(Figure record listings)

########################################

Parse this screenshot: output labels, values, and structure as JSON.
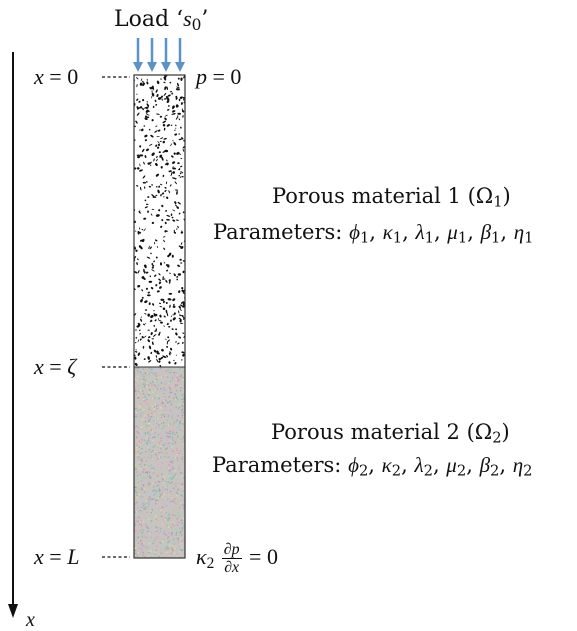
{
  "load": {
    "word": "Load",
    "open_quote": "‘",
    "symbol": "s",
    "subscript": "0",
    "close_quote": "’"
  },
  "x_axis": {
    "label": "x"
  },
  "levels": {
    "top": {
      "lhs": "x",
      "eq": " = ",
      "rhs": "0"
    },
    "interface": {
      "lhs": "x",
      "eq": " = ",
      "rhs": "ζ"
    },
    "bottom": {
      "lhs": "x",
      "eq": " = ",
      "rhs": "L"
    }
  },
  "bc_top": {
    "lhs": "p",
    "eq": " = ",
    "rhs": "0"
  },
  "bc_bottom": {
    "coef": "κ",
    "coef_sub": "2",
    "num": "∂p",
    "den": "∂x",
    "eq": " = ",
    "rhs": "0"
  },
  "material1": {
    "title": "Porous material 1 (Ω",
    "title_sub": "1",
    "title_close": ")",
    "params_label": "Parameters:",
    "params": [
      {
        "sym": "ϕ",
        "sub": "1"
      },
      {
        "sym": "κ",
        "sub": "1"
      },
      {
        "sym": "λ",
        "sub": "1"
      },
      {
        "sym": "μ",
        "sub": "1"
      },
      {
        "sym": "β",
        "sub": "1"
      },
      {
        "sym": "η",
        "sub": "1"
      }
    ]
  },
  "material2": {
    "title": "Porous material 2 (Ω",
    "title_sub": "2",
    "title_close": ")",
    "params_label": "Parameters:",
    "params": [
      {
        "sym": "ϕ",
        "sub": "2"
      },
      {
        "sym": "κ",
        "sub": "2"
      },
      {
        "sym": "λ",
        "sub": "2"
      },
      {
        "sym": "μ",
        "sub": "2"
      },
      {
        "sym": "β",
        "sub": "2"
      },
      {
        "sym": "η",
        "sub": "2"
      }
    ]
  },
  "colors": {
    "arrow_blue": "#5b93c8",
    "axis": "#111111",
    "column_border": "#333333",
    "speckle_dark": "#111111",
    "speckle_palette": [
      "#c9a0d6",
      "#9ad39a",
      "#f1a7a7",
      "#a7c7f1",
      "#e6d79b",
      "#7fbfbf",
      "#d18bc5",
      "#8aa"
    ]
  }
}
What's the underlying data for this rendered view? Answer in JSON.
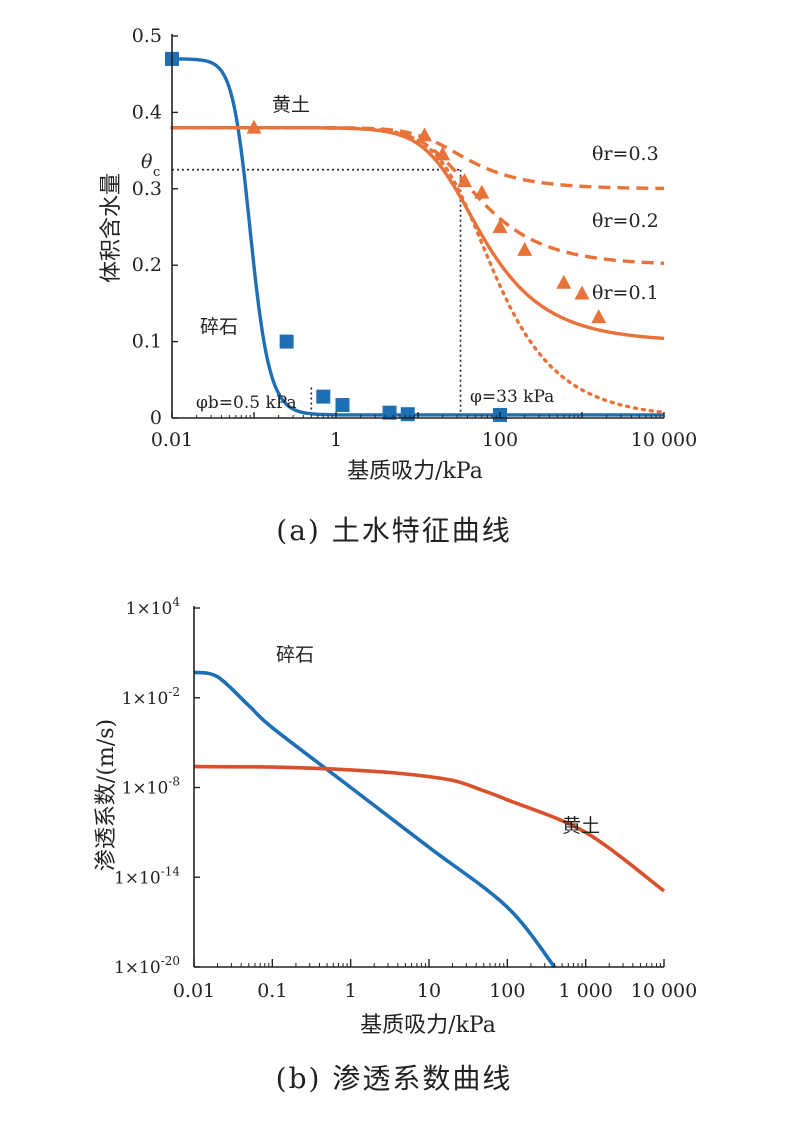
{
  "colors": {
    "blue": "#1f6fb5",
    "orange": "#e8733a",
    "red_orange": "#d9502a",
    "axis": "#222222"
  },
  "chart_data": [
    {
      "type": "line",
      "caption": "(a) 土水特征曲线",
      "xlabel": "基质吸力/kPa",
      "ylabel": "体积含水量",
      "xscale": "log",
      "xlim": [
        0.01,
        10000
      ],
      "ylim": [
        0,
        0.5
      ],
      "x_tick_labels": [
        "0.01",
        "1",
        "100",
        "10 000"
      ],
      "y_tick_labels": [
        "0",
        "0.1",
        "0.2",
        "0.3",
        "0.4",
        "0.5"
      ],
      "annotations": {
        "loess": "黄土",
        "gravel": "碎石",
        "theta_c": "θ",
        "theta_c_sub": "c",
        "theta_r_03": "θr=0.3",
        "theta_r_02": "θr=0.2",
        "theta_r_01": "θr=0.1",
        "phi_b": "φb=0.5 kPa",
        "phi": "φ=33 kPa"
      },
      "reference_lines": {
        "theta_c": 0.325,
        "phi_b_kpa": 0.5,
        "phi_kpa": 33
      },
      "series": [
        {
          "name": "碎石",
          "style": "solid",
          "color": "blue",
          "theta_s": 0.47,
          "theta_r": 0.004,
          "alpha": 12,
          "n": 4.2
        },
        {
          "name": "黄土",
          "style": "solid",
          "color": "orange",
          "theta_s": 0.38,
          "theta_r": 0.1,
          "alpha": 0.04,
          "n": 1.7
        },
        {
          "name": "θr=0.2",
          "style": "dashed",
          "color": "orange",
          "theta_s": 0.38,
          "theta_r": 0.2,
          "alpha": 0.045,
          "n": 1.7
        },
        {
          "name": "θr=0.3",
          "style": "dashed",
          "color": "orange",
          "theta_s": 0.38,
          "theta_r": 0.3,
          "alpha": 0.055,
          "n": 1.8
        },
        {
          "name": "dotted",
          "style": "dotted",
          "color": "orange",
          "theta_s": 0.38,
          "theta_r": 0.0,
          "alpha": 0.028,
          "n": 1.7
        }
      ],
      "points": {
        "gravel_squares": [
          [
            0.01,
            0.47
          ],
          [
            0.25,
            0.1
          ],
          [
            0.7,
            0.028
          ],
          [
            1.2,
            0.017
          ],
          [
            4.5,
            0.007
          ],
          [
            7.5,
            0.005
          ],
          [
            100,
            0.004
          ]
        ],
        "loess_triangles": [
          [
            0.1,
            0.38
          ],
          [
            12,
            0.37
          ],
          [
            20,
            0.345
          ],
          [
            37,
            0.31
          ],
          [
            60,
            0.295
          ],
          [
            100,
            0.25
          ],
          [
            200,
            0.22
          ],
          [
            600,
            0.177
          ],
          [
            1000,
            0.163
          ],
          [
            1600,
            0.132
          ]
        ]
      }
    },
    {
      "type": "line",
      "caption": "(b) 渗透系数曲线",
      "xlabel": "基质吸力/kPa",
      "ylabel": "渗透系数/(m/s)",
      "xscale": "log",
      "yscale": "log",
      "xlim": [
        0.01,
        10000
      ],
      "ylim_exp": [
        -20,
        4
      ],
      "x_tick_labels": [
        "0.01",
        "0.1",
        "1",
        "10",
        "100",
        "1 000",
        "10 000"
      ],
      "y_tick_labels": [
        {
          "base": "1×10",
          "exp": "4",
          "value_exp": 4
        },
        {
          "base": "1×10",
          "exp": "-2",
          "value_exp": -2
        },
        {
          "base": "1×10",
          "exp": "-8",
          "value_exp": -8
        },
        {
          "base": "1×10",
          "exp": "-14",
          "value_exp": -14
        },
        {
          "base": "1×10",
          "exp": "-20",
          "value_exp": -20
        }
      ],
      "annotations": {
        "gravel": "碎石",
        "loess": "黄土"
      },
      "series": [
        {
          "name": "碎石",
          "color": "blue",
          "points": [
            [
              0.01,
              0.5
            ],
            [
              0.02,
              0.25
            ],
            [
              0.05,
              0.003
            ],
            [
              0.1,
              0.0001
            ],
            [
              1,
              1e-08
            ],
            [
              10,
              1e-12
            ],
            [
              100,
              1e-16
            ],
            [
              400,
              1e-20
            ]
          ]
        },
        {
          "name": "黄土",
          "color": "red_orange",
          "points": [
            [
              0.01,
              2.5e-07
            ],
            [
              0.1,
              2.3e-07
            ],
            [
              1,
              1.5e-07
            ],
            [
              5,
              8e-08
            ],
            [
              20,
              3e-08
            ],
            [
              50,
              6e-09
            ],
            [
              100,
              1.5e-09
            ],
            [
              1000,
              1e-11
            ],
            [
              10000,
              1.2e-15
            ]
          ]
        }
      ]
    }
  ]
}
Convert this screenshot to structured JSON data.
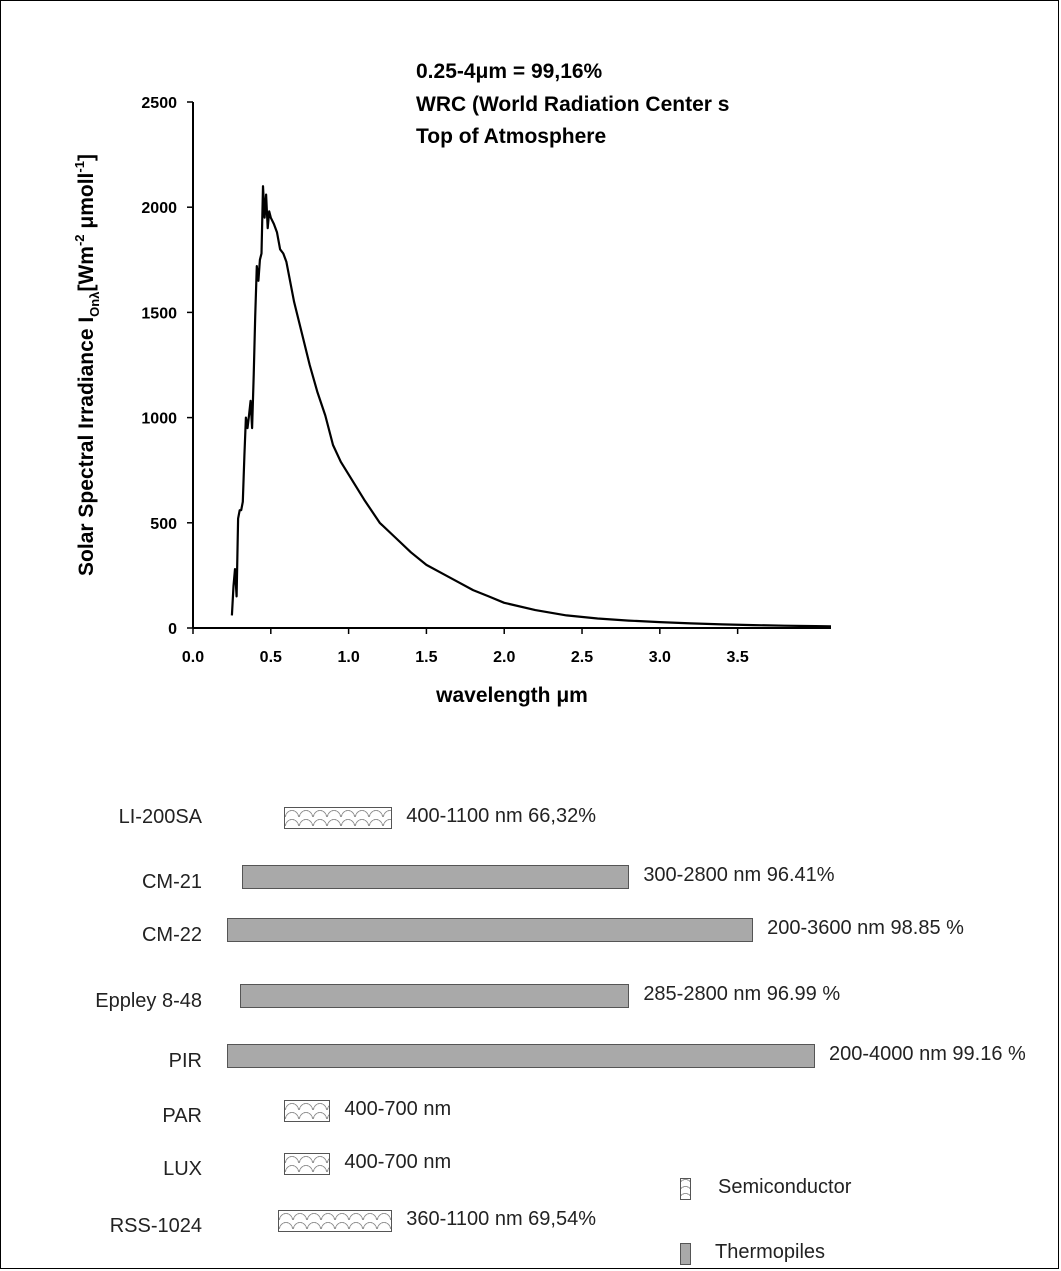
{
  "chart_data": [
    {
      "type": "line",
      "xlabel": "wavelength μm",
      "ylabel_main": "Solar Spectral Irradiance I",
      "ylabel_sub": "Onλ",
      "ylabel_bracket_open": "[Wm",
      "ylabel_sup1": "-2",
      "ylabel_mid": " μmoll",
      "ylabel_sup2": "-1",
      "ylabel_close": "]",
      "xlim": [
        0,
        4.1
      ],
      "ylim": [
        0,
        2500
      ],
      "x_ticks": [
        "0.0",
        "0.5",
        "1.0",
        "1.5",
        "2.0",
        "2.5",
        "3.0",
        "3.5"
      ],
      "y_ticks": [
        "0",
        "500",
        "1000",
        "1500",
        "2000",
        "2500"
      ],
      "annotations": [
        "0.25-4μm = 99,16%",
        "WRC (World Radiation Center s",
        "Top of Atmosphere"
      ],
      "series": [
        {
          "x": [
            0.25,
            0.26,
            0.27,
            0.28,
            0.29,
            0.3,
            0.31,
            0.32,
            0.33,
            0.34,
            0.35,
            0.36,
            0.37,
            0.38,
            0.39,
            0.4,
            0.41,
            0.42,
            0.43,
            0.44,
            0.45,
            0.46,
            0.47,
            0.48,
            0.49,
            0.5,
            0.52,
            0.54,
            0.56,
            0.58,
            0.6,
            0.65,
            0.7,
            0.75,
            0.8,
            0.85,
            0.9,
            0.95,
            1.0,
            1.1,
            1.2,
            1.3,
            1.4,
            1.5,
            1.6,
            1.7,
            1.8,
            1.9,
            2.0,
            2.2,
            2.4,
            2.6,
            2.8,
            3.0,
            3.2,
            3.4,
            3.6,
            3.8,
            4.0,
            4.1
          ],
          "y": [
            60,
            200,
            280,
            150,
            520,
            560,
            560,
            600,
            820,
            1000,
            950,
            1010,
            1080,
            950,
            1200,
            1480,
            1720,
            1650,
            1750,
            1780,
            2100,
            1950,
            2060,
            1900,
            1980,
            1950,
            1920,
            1880,
            1800,
            1780,
            1740,
            1550,
            1400,
            1250,
            1120,
            1010,
            870,
            790,
            730,
            610,
            500,
            430,
            360,
            300,
            260,
            220,
            180,
            150,
            120,
            85,
            60,
            45,
            35,
            28,
            22,
            17,
            14,
            11,
            9,
            8
          ]
        }
      ]
    },
    {
      "type": "bar",
      "orientation": "horizontal",
      "x_units": "nm",
      "categories": [
        "LI-200SA",
        "CM-21",
        "CM-22",
        "Eppley 8-48",
        "PIR",
        "PAR",
        "LUX",
        "RSS-1024"
      ],
      "bars": [
        {
          "name": "LI-200SA",
          "start": 400,
          "end": 1100,
          "label": "400-1100 nm 66,32%",
          "kind": "semiconductor"
        },
        {
          "name": "CM-21",
          "start": 300,
          "end": 2800,
          "label": "300-2800 nm 96.41%",
          "kind": "thermopile"
        },
        {
          "name": "CM-22",
          "start": 200,
          "end": 3600,
          "label": "200-3600 nm 98.85 %",
          "kind": "thermopile"
        },
        {
          "name": "Eppley 8-48",
          "start": 285,
          "end": 2800,
          "label": "285-2800 nm 96.99 %",
          "kind": "thermopile"
        },
        {
          "name": "PIR",
          "start": 200,
          "end": 4000,
          "label": "200-4000 nm 99.16 %",
          "kind": "thermopile"
        },
        {
          "name": "PAR",
          "start": 400,
          "end": 700,
          "label": "400-700 nm",
          "kind": "semiconductor"
        },
        {
          "name": "LUX",
          "start": 400,
          "end": 700,
          "label": "400-700 nm",
          "kind": "semiconductor"
        },
        {
          "name": "RSS-1024",
          "start": 360,
          "end": 1100,
          "label": "360-1100 nm 69,54%",
          "kind": "semiconductor"
        }
      ],
      "legend": [
        {
          "label": "Semiconductor",
          "kind": "semiconductor"
        },
        {
          "label": "Thermopiles",
          "kind": "thermopile"
        }
      ]
    }
  ]
}
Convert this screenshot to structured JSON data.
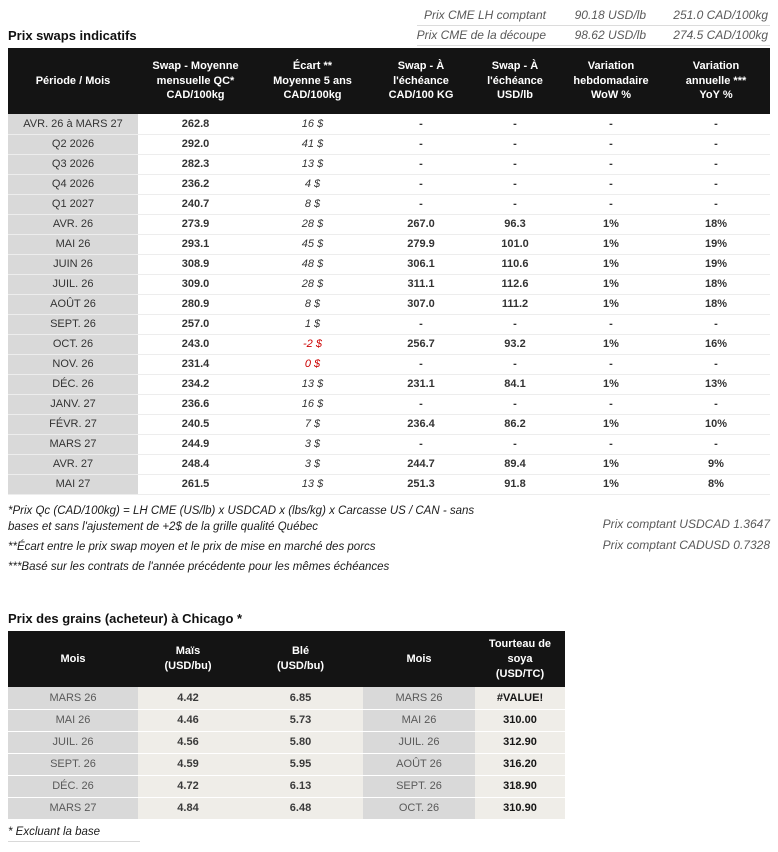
{
  "colors": {
    "positive_green": "#0b860b",
    "spread_green": "#2a9a2a",
    "negative_red": "#cc0000",
    "header_bg": "#141414",
    "period_label_bg": "#d9d9d9"
  },
  "top_quotes": [
    {
      "label": "Prix CME LH comptant",
      "usd": "90.18 USD/lb",
      "cad": "251.0 CAD/100kg"
    },
    {
      "label": "Prix CME de la découpe",
      "usd": "98.62 USD/lb",
      "cad": "274.5 CAD/100kg"
    }
  ],
  "swaps_table": {
    "title": "Prix swaps indicatifs",
    "headers": [
      "Période / Mois",
      "Swap - Moyenne\nmensuelle QC*\nCAD/100kg",
      "Écart **\nMoyenne 5 ans\nCAD/100kg",
      "Swap - À\nl'échéance\nCAD/100 KG",
      "Swap - À\nl'échéance\nUSD/lb",
      "Variation\nhebdomadaire\nWoW %",
      "Variation\nannuelle ***\nYoY %"
    ],
    "rows": [
      {
        "period": "AVR. 26 à MARS 27",
        "avg": "262.8",
        "ecart": "16 $",
        "ecart_negative": false,
        "maturity_cad": "-",
        "maturity_usd": "-",
        "wow": "-",
        "yoy": "-"
      },
      {
        "period": "Q2 2026",
        "avg": "292.0",
        "ecart": "41 $",
        "ecart_negative": false,
        "maturity_cad": "-",
        "maturity_usd": "-",
        "wow": "-",
        "yoy": "-"
      },
      {
        "period": "Q3 2026",
        "avg": "282.3",
        "ecart": "13 $",
        "ecart_negative": false,
        "maturity_cad": "-",
        "maturity_usd": "-",
        "wow": "-",
        "yoy": "-"
      },
      {
        "period": "Q4 2026",
        "avg": "236.2",
        "ecart": "4 $",
        "ecart_negative": false,
        "maturity_cad": "-",
        "maturity_usd": "-",
        "wow": "-",
        "yoy": "-"
      },
      {
        "period": "Q1 2027",
        "avg": "240.7",
        "ecart": "8 $",
        "ecart_negative": false,
        "maturity_cad": "-",
        "maturity_usd": "-",
        "wow": "-",
        "yoy": "-"
      },
      {
        "period": "AVR. 26",
        "avg": "273.9",
        "ecart": "28 $",
        "ecart_negative": false,
        "maturity_cad": "267.0",
        "maturity_usd": "96.3",
        "wow": "1%",
        "yoy": "18%"
      },
      {
        "period": "MAI 26",
        "avg": "293.1",
        "ecart": "45 $",
        "ecart_negative": false,
        "maturity_cad": "279.9",
        "maturity_usd": "101.0",
        "wow": "1%",
        "yoy": "19%"
      },
      {
        "period": "JUIN 26",
        "avg": "308.9",
        "ecart": "48 $",
        "ecart_negative": false,
        "maturity_cad": "306.1",
        "maturity_usd": "110.6",
        "wow": "1%",
        "yoy": "19%"
      },
      {
        "period": "JUIL. 26",
        "avg": "309.0",
        "ecart": "28 $",
        "ecart_negative": false,
        "maturity_cad": "311.1",
        "maturity_usd": "112.6",
        "wow": "1%",
        "yoy": "18%"
      },
      {
        "period": "AOÛT 26",
        "avg": "280.9",
        "ecart": "8 $",
        "ecart_negative": false,
        "maturity_cad": "307.0",
        "maturity_usd": "111.2",
        "wow": "1%",
        "yoy": "18%"
      },
      {
        "period": "SEPT. 26",
        "avg": "257.0",
        "ecart": "1 $",
        "ecart_negative": false,
        "maturity_cad": "-",
        "maturity_usd": "-",
        "wow": "-",
        "yoy": "-"
      },
      {
        "period": "OCT. 26",
        "avg": "243.0",
        "ecart": "-2 $",
        "ecart_negative": true,
        "maturity_cad": "256.7",
        "maturity_usd": "93.2",
        "wow": "1%",
        "yoy": "16%"
      },
      {
        "period": "NOV. 26",
        "avg": "231.4",
        "ecart": "0 $",
        "ecart_negative": true,
        "maturity_cad": "-",
        "maturity_usd": "-",
        "wow": "-",
        "yoy": "-"
      },
      {
        "period": "DÉC. 26",
        "avg": "234.2",
        "ecart": "13 $",
        "ecart_negative": false,
        "maturity_cad": "231.1",
        "maturity_usd": "84.1",
        "wow": "1%",
        "yoy": "13%"
      },
      {
        "period": "JANV. 27",
        "avg": "236.6",
        "ecart": "16 $",
        "ecart_negative": false,
        "maturity_cad": "-",
        "maturity_usd": "-",
        "wow": "-",
        "yoy": "-"
      },
      {
        "period": "FÉVR. 27",
        "avg": "240.5",
        "ecart": "7 $",
        "ecart_negative": false,
        "maturity_cad": "236.4",
        "maturity_usd": "86.2",
        "wow": "1%",
        "yoy": "10%"
      },
      {
        "period": "MARS 27",
        "avg": "244.9",
        "ecart": "3 $",
        "ecart_negative": false,
        "maturity_cad": "-",
        "maturity_usd": "-",
        "wow": "-",
        "yoy": "-"
      },
      {
        "period": "AVR. 27",
        "avg": "248.4",
        "ecart": "3 $",
        "ecart_negative": false,
        "maturity_cad": "244.7",
        "maturity_usd": "89.4",
        "wow": "1%",
        "yoy": "9%"
      },
      {
        "period": "MAI 27",
        "avg": "261.5",
        "ecart": "13 $",
        "ecart_negative": false,
        "maturity_cad": "251.3",
        "maturity_usd": "91.8",
        "wow": "1%",
        "yoy": "8%"
      }
    ]
  },
  "footnotes": [
    "*Prix Qc (CAD/100kg) = LH CME (US/lb) x USDCAD x (lbs/kg) x Carcasse US / CAN - sans bases et sans l'ajustement de +2$ de la grille qualité Québec",
    "**Écart entre le prix swap moyen et le prix de mise en marché des porcs",
    "***Basé sur les contrats de l'année précédente pour les mêmes échéances"
  ],
  "fx_notes": [
    "Prix comptant USDCAD 1.3647",
    "Prix comptant CADUSD 0.7328"
  ],
  "grains_table": {
    "title": "Prix des grains (acheteur) à Chicago *",
    "headers": [
      "Mois",
      "Maïs\n(USD/bu)",
      "Blé\n(USD/bu)",
      "Mois",
      "Tourteau de\nsoya\n(USD/TC)"
    ],
    "rows": [
      {
        "month1": "MARS 26",
        "corn": "4.42",
        "wheat": "6.85",
        "month2": "MARS 26",
        "soymeal": "#VALUE!"
      },
      {
        "month1": "MAI 26",
        "corn": "4.46",
        "wheat": "5.73",
        "month2": "MAI 26",
        "soymeal": "310.00"
      },
      {
        "month1": "JUIL. 26",
        "corn": "4.56",
        "wheat": "5.80",
        "month2": "JUIL. 26",
        "soymeal": "312.90"
      },
      {
        "month1": "SEPT. 26",
        "corn": "4.59",
        "wheat": "5.95",
        "month2": "AOÛT 26",
        "soymeal": "316.20"
      },
      {
        "month1": "DÉC. 26",
        "corn": "4.72",
        "wheat": "6.13",
        "month2": "SEPT. 26",
        "soymeal": "318.90"
      },
      {
        "month1": "MARS 27",
        "corn": "4.84",
        "wheat": "6.48",
        "month2": "OCT. 26",
        "soymeal": "310.90"
      }
    ],
    "footnote": "* Excluant la base"
  }
}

########################################

(Short problem) In the entries above, locate every line with the word "corn" and copy it.

(Result of this exercise)
        "corn": "4.42",
        "corn": "4.46",
        "corn": "4.56",
        "corn": "4.59",
        "corn": "4.72",
        "corn": "4.84",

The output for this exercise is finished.